** Aim of the task **
Go through the listing and copy each line with the string "plug".

** Collection entries **
--------------------------------------------------

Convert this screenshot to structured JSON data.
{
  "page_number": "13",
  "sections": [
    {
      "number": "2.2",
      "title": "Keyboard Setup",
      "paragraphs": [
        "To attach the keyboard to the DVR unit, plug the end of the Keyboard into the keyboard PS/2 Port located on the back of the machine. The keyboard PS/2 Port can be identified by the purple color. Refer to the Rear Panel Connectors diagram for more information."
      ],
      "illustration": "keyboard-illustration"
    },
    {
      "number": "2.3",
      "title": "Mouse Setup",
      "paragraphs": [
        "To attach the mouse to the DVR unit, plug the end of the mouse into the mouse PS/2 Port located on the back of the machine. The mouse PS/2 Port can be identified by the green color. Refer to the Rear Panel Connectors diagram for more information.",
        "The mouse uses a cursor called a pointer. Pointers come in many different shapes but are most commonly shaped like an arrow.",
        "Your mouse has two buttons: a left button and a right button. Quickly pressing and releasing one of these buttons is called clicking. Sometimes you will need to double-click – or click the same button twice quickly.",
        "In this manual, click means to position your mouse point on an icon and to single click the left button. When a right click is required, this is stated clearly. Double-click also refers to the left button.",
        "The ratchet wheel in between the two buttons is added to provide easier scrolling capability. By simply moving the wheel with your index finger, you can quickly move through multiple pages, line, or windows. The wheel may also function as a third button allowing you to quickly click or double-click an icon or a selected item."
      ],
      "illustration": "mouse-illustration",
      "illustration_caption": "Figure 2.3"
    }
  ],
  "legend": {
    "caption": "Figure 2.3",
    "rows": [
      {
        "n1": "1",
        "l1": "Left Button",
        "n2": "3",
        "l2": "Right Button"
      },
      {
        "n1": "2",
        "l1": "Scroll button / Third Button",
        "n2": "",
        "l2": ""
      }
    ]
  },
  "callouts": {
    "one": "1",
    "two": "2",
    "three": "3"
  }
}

--------------------------------------------------

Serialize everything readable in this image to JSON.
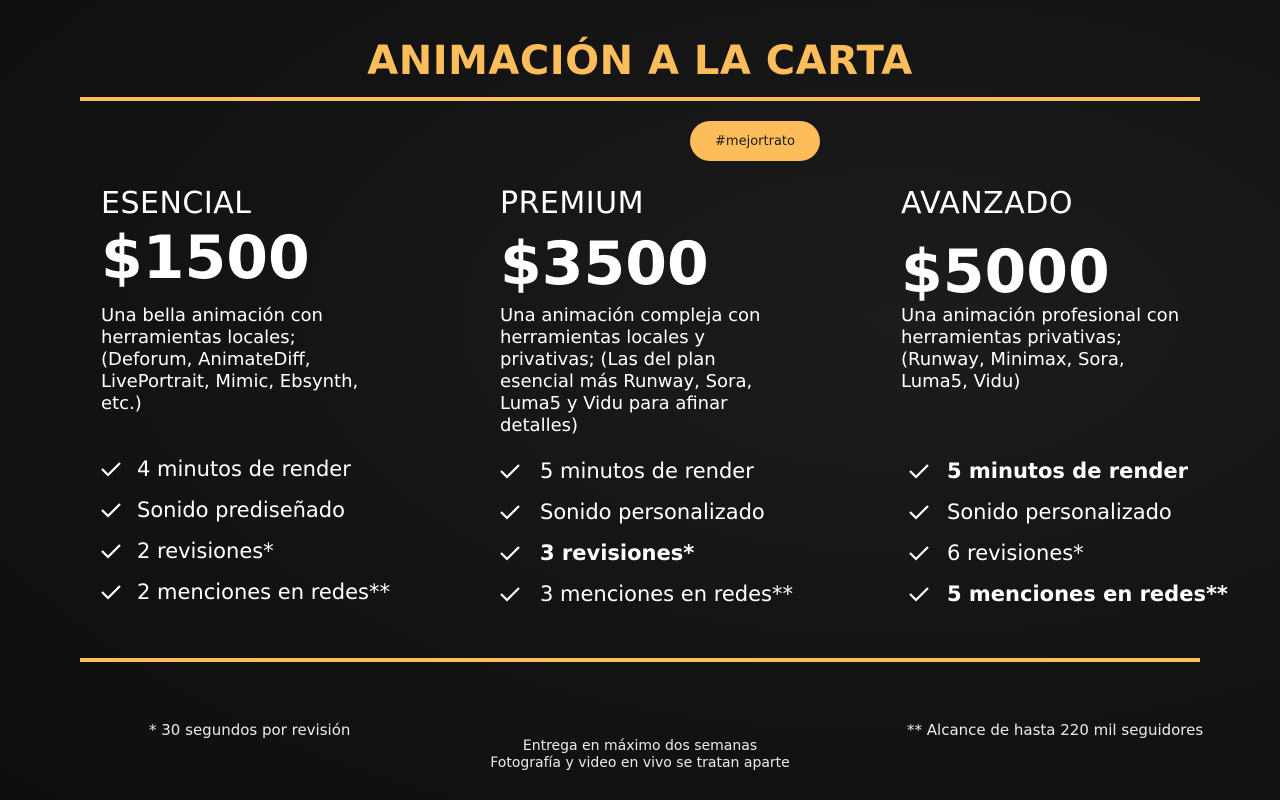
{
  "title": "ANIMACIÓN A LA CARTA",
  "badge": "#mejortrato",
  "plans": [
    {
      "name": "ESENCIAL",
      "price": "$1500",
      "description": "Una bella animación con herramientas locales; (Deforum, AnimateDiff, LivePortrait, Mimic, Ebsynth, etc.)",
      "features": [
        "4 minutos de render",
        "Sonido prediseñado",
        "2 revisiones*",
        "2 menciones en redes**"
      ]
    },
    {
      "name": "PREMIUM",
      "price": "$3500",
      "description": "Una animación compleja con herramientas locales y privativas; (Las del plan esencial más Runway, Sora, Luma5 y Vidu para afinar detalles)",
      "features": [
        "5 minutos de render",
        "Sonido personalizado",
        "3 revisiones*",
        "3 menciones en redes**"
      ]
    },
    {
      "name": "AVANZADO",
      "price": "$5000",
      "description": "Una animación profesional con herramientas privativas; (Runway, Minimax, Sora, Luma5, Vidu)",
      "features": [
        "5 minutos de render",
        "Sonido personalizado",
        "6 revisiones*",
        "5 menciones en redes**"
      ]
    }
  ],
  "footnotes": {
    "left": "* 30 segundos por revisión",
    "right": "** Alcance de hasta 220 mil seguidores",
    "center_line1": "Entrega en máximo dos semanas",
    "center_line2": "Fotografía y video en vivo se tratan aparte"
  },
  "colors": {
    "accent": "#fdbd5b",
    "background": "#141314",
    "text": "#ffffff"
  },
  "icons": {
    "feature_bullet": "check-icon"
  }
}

--------------------------------------------------

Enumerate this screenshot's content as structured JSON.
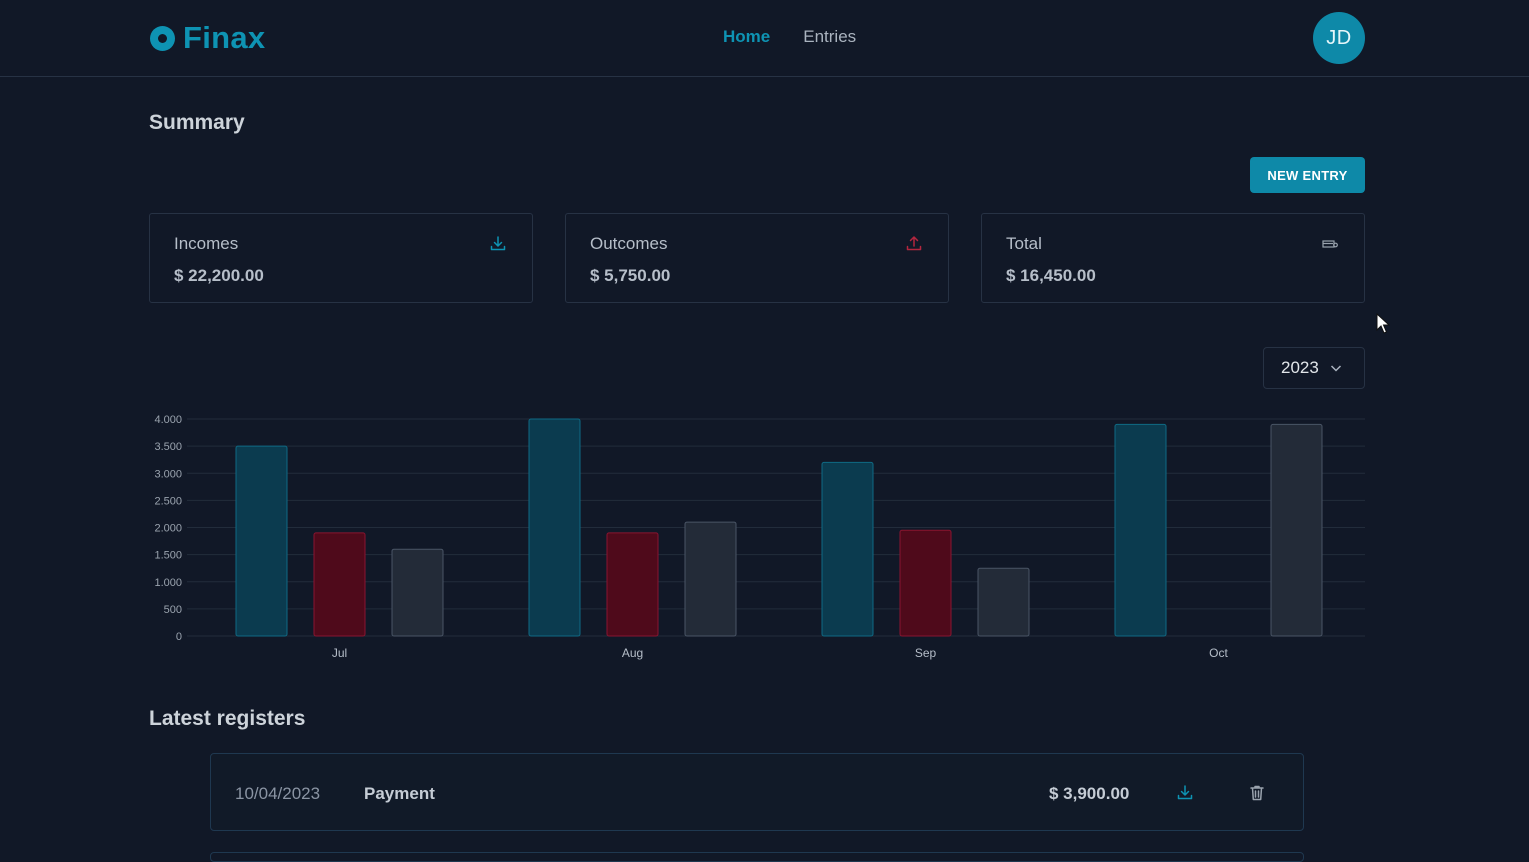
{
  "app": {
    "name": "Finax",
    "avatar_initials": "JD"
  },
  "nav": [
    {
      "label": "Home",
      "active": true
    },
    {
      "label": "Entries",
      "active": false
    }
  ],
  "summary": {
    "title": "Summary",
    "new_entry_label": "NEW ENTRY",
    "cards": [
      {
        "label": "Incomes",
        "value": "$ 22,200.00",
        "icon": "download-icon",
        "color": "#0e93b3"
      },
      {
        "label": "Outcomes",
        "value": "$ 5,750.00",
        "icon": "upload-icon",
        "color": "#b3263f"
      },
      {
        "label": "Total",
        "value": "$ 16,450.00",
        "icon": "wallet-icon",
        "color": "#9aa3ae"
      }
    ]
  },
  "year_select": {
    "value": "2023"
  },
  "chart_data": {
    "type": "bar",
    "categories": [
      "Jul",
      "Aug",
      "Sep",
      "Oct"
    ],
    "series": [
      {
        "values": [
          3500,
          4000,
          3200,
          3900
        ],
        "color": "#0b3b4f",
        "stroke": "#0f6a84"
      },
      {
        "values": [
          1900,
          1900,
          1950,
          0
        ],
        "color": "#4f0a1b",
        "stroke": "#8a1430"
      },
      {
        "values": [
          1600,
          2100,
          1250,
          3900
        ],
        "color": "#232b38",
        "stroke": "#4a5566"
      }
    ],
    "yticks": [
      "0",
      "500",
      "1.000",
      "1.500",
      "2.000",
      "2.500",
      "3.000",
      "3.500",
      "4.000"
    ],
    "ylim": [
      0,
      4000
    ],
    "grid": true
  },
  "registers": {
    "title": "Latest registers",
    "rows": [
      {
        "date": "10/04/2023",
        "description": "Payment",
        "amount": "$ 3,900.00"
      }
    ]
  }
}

--------------------------------------------------

** Response to the task **
        "To attach the keyboard to the DVR unit, plug the end of the Keyboard into the keyboard PS/2 Port located on the back of the machine. The keyboard PS/2 Port can be identified by the purple color. Refer to the Rear Panel Connectors diagram for more information."
        "To attach the mouse to the DVR unit, plug the end of the mouse into the mouse PS/2 Port located on the back of the machine. The mouse PS/2 Port can be identified by the green color. Refer to the Rear Panel Connectors diagram for more information.",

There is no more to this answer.